__Work to be completed__. Reproduce the data below verbatim, omitting the pictures.

__Given records__.

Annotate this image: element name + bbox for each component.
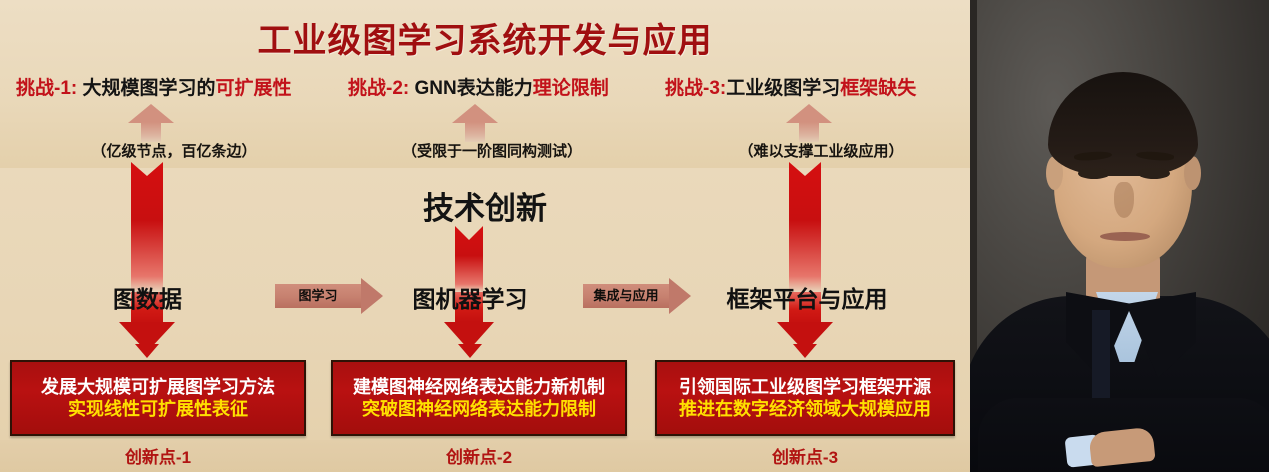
- slide-root: 工业级图学习系统开发与应用 挑战-1: 大规模图学习的可扩展性 挑战-2: GN…: [0, 0, 1269, 472]
- challenge-note-3: （难以支撑工业级应用）: [726, 140, 916, 161]
- result-box-3-line1: 引领国际工业级图学习框架开源: [679, 376, 931, 399]
- challenge-note-1: （亿级节点，百亿条边）: [84, 140, 264, 161]
- right-arrow-head-icon-2: [669, 278, 691, 314]
- portrait-mouth: [1100, 232, 1150, 241]
- down-arrow-shaft-3: [789, 162, 821, 292]
- challenge-2-prefix: 挑战-2:: [348, 78, 415, 99]
- up-arrow-icon-3: [786, 104, 832, 142]
- up-arrow-icon-1: [128, 104, 174, 142]
- challenges-row: 挑战-1: 大规模图学习的可扩展性 挑战-2: GNN表达能力理论限制 挑战-3…: [0, 76, 970, 102]
- result-box-3: 引领国际工业级图学习框架开源 推进在数字经济领域大规模应用: [655, 360, 955, 436]
- right-arrow-head-icon-1: [361, 278, 383, 314]
- box-connector-arrow-icon-2: [458, 344, 482, 358]
- flow-stage-1: 图数据: [85, 280, 210, 314]
- challenge-2-body: GNN表达能力: [415, 78, 533, 99]
- box-connector-arrow-icon-1: [135, 344, 159, 358]
- challenge-3-prefix: 挑战-3:: [665, 78, 726, 99]
- challenge-item-3: 挑战-3:工业级图学习框架缺失: [665, 76, 916, 102]
- down-arrow-icon-3: [789, 162, 821, 358]
- up-arrow-icon-2: [452, 104, 498, 142]
- down-arrow-shaft-1: [131, 162, 163, 292]
- portrait-nose: [1114, 182, 1134, 218]
- result-box-3-line2: 推进在数字经济领域大规模应用: [679, 398, 931, 421]
- challenge-3-body: 工业级图学习: [726, 78, 840, 99]
- result-box-2: 建模图神经网络表达能力新机制 突破图神经网络表达能力限制: [331, 360, 627, 436]
- portrait-eye-right: [1138, 168, 1170, 179]
- up-arrow-shaft-1: [141, 122, 161, 142]
- up-arrow-head-3: [786, 104, 832, 123]
- portrait-hair: [1048, 72, 1198, 176]
- challenge-1-highlight: 可扩展性: [216, 78, 292, 99]
- down-arrow-icon-1: [131, 162, 163, 358]
- flow-connector-arrow-1: 图学习: [275, 278, 383, 314]
- result-box-2-line1: 建模图神经网络表达能力新机制: [353, 376, 605, 399]
- result-box-1-line2: 实现线性可扩展性表征: [68, 398, 248, 421]
- up-arrow-shaft-2: [465, 122, 485, 142]
- up-arrow-shaft-3: [799, 122, 819, 142]
- flow-connector-arrow-2: 集成与应用: [583, 278, 691, 314]
- challenge-3-highlight: 框架缺失: [840, 78, 916, 99]
- connector-label-2: 集成与应用: [583, 284, 669, 308]
- innovation-caption-3: 创新点-3: [655, 443, 955, 468]
- portrait-eye-left: [1078, 168, 1110, 179]
- challenge-note-2: （受限于一阶图同构测试）: [392, 140, 592, 161]
- page-title: 工业级图学习系统开发与应用: [0, 13, 970, 62]
- challenge-1-body: 大规模图学习的: [83, 78, 216, 99]
- result-box-1-line1: 发展大规模可扩展图学习方法: [41, 376, 275, 399]
- innovation-caption-2: 创新点-2: [331, 443, 627, 468]
- portrait-photo: [970, 0, 1269, 472]
- result-box-2-line2: 突破图神经网络表达能力限制: [362, 398, 596, 421]
- portrait-hand: [1088, 427, 1155, 468]
- flow-stage-2: 图机器学习: [400, 280, 540, 314]
- challenge-1-prefix: 挑战-1:: [16, 78, 83, 99]
- box-connector-arrow-icon-3: [793, 344, 817, 358]
- up-arrow-head-2: [452, 104, 498, 123]
- content-panel: 工业级图学习系统开发与应用 挑战-1: 大规模图学习的可扩展性 挑战-2: GN…: [0, 0, 970, 472]
- result-box-1: 发展大规模可扩展图学习方法 实现线性可扩展性表征: [10, 360, 306, 436]
- innovation-caption-1: 创新点-1: [10, 443, 306, 468]
- up-arrow-head-1: [128, 104, 174, 123]
- challenge-item-1: 挑战-1: 大规模图学习的可扩展性: [16, 76, 292, 102]
- challenge-2-highlight: 理论限制: [533, 78, 609, 99]
- connector-label-1: 图学习: [275, 284, 361, 308]
- flow-stage-3: 框架平台与应用: [707, 280, 907, 314]
- challenge-item-2: 挑战-2: GNN表达能力理论限制: [348, 76, 609, 102]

__Full answer__.
Annotate this image: element name + bbox for each component.
- slide-root: 工业级图学习系统开发与应用 挑战-1: 大规模图学习的可扩展性 挑战-2: GN…: [0, 0, 1269, 472]
- challenge-note-3: （难以支撑工业级应用）: [726, 140, 916, 161]
- result-box-3-line1: 引领国际工业级图学习框架开源: [679, 376, 931, 399]
- challenge-note-1: （亿级节点，百亿条边）: [84, 140, 264, 161]
- right-arrow-head-icon-2: [669, 278, 691, 314]
- portrait-mouth: [1100, 232, 1150, 241]
- down-arrow-shaft-3: [789, 162, 821, 292]
- challenge-2-prefix: 挑战-2:: [348, 78, 415, 99]
- up-arrow-icon-3: [786, 104, 832, 142]
- up-arrow-icon-1: [128, 104, 174, 142]
- challenges-row: 挑战-1: 大规模图学习的可扩展性 挑战-2: GNN表达能力理论限制 挑战-3…: [0, 76, 970, 102]
- result-box-3: 引领国际工业级图学习框架开源 推进在数字经济领域大规模应用: [655, 360, 955, 436]
- right-arrow-head-icon-1: [361, 278, 383, 314]
- box-connector-arrow-icon-2: [458, 344, 482, 358]
- flow-stage-1: 图数据: [85, 280, 210, 314]
- challenge-2-body: GNN表达能力: [415, 78, 533, 99]
- box-connector-arrow-icon-1: [135, 344, 159, 358]
- challenge-3-prefix: 挑战-3:: [665, 78, 726, 99]
- challenge-item-3: 挑战-3:工业级图学习框架缺失: [665, 76, 916, 102]
- down-arrow-icon-3: [789, 162, 821, 358]
- up-arrow-icon-2: [452, 104, 498, 142]
- down-arrow-shaft-1: [131, 162, 163, 292]
- portrait-nose: [1114, 182, 1134, 218]
- result-box-3-line2: 推进在数字经济领域大规模应用: [679, 398, 931, 421]
- challenge-3-body: 工业级图学习: [726, 78, 840, 99]
- result-box-2: 建模图神经网络表达能力新机制 突破图神经网络表达能力限制: [331, 360, 627, 436]
- portrait-eye-right: [1138, 168, 1170, 179]
- up-arrow-shaft-1: [141, 122, 161, 142]
- up-arrow-head-3: [786, 104, 832, 123]
- portrait-hair: [1048, 72, 1198, 176]
- challenge-1-highlight: 可扩展性: [216, 78, 292, 99]
- down-arrow-icon-1: [131, 162, 163, 358]
- flow-connector-arrow-1: 图学习: [275, 278, 383, 314]
- result-box-2-line1: 建模图神经网络表达能力新机制: [353, 376, 605, 399]
- result-box-1-line2: 实现线性可扩展性表征: [68, 398, 248, 421]
- up-arrow-shaft-2: [465, 122, 485, 142]
- up-arrow-shaft-3: [799, 122, 819, 142]
- flow-connector-arrow-2: 集成与应用: [583, 278, 691, 314]
- challenge-3-highlight: 框架缺失: [840, 78, 916, 99]
- connector-label-2: 集成与应用: [583, 284, 669, 308]
- innovation-caption-3: 创新点-3: [655, 443, 955, 468]
- portrait-eye-left: [1078, 168, 1110, 179]
- challenge-note-2: （受限于一阶图同构测试）: [392, 140, 592, 161]
- page-title: 工业级图学习系统开发与应用: [0, 13, 970, 62]
- challenge-1-body: 大规模图学习的: [83, 78, 216, 99]
- result-box-1-line1: 发展大规模可扩展图学习方法: [41, 376, 275, 399]
- innovation-caption-2: 创新点-2: [331, 443, 627, 468]
- portrait-photo: [970, 0, 1269, 472]
- result-box-2-line2: 突破图神经网络表达能力限制: [362, 398, 596, 421]
- portrait-hand: [1088, 427, 1155, 468]
- flow-stage-2: 图机器学习: [400, 280, 540, 314]
- challenge-1-prefix: 挑战-1:: [16, 78, 83, 99]
- box-connector-arrow-icon-3: [793, 344, 817, 358]
- up-arrow-head-2: [452, 104, 498, 123]
- content-panel: 工业级图学习系统开发与应用 挑战-1: 大规模图学习的可扩展性 挑战-2: GN…: [0, 0, 970, 472]
- result-box-1: 发展大规模可扩展图学习方法 实现线性可扩展性表征: [10, 360, 306, 436]
- innovation-caption-1: 创新点-1: [10, 443, 306, 468]
- up-arrow-head-1: [128, 104, 174, 123]
- challenge-item-1: 挑战-1: 大规模图学习的可扩展性: [16, 76, 292, 102]
- challenge-2-highlight: 理论限制: [533, 78, 609, 99]
- connector-label-1: 图学习: [275, 284, 361, 308]
- flow-stage-3: 框架平台与应用: [707, 280, 907, 314]
- challenge-item-2: 挑战-2: GNN表达能力理论限制: [348, 76, 609, 102]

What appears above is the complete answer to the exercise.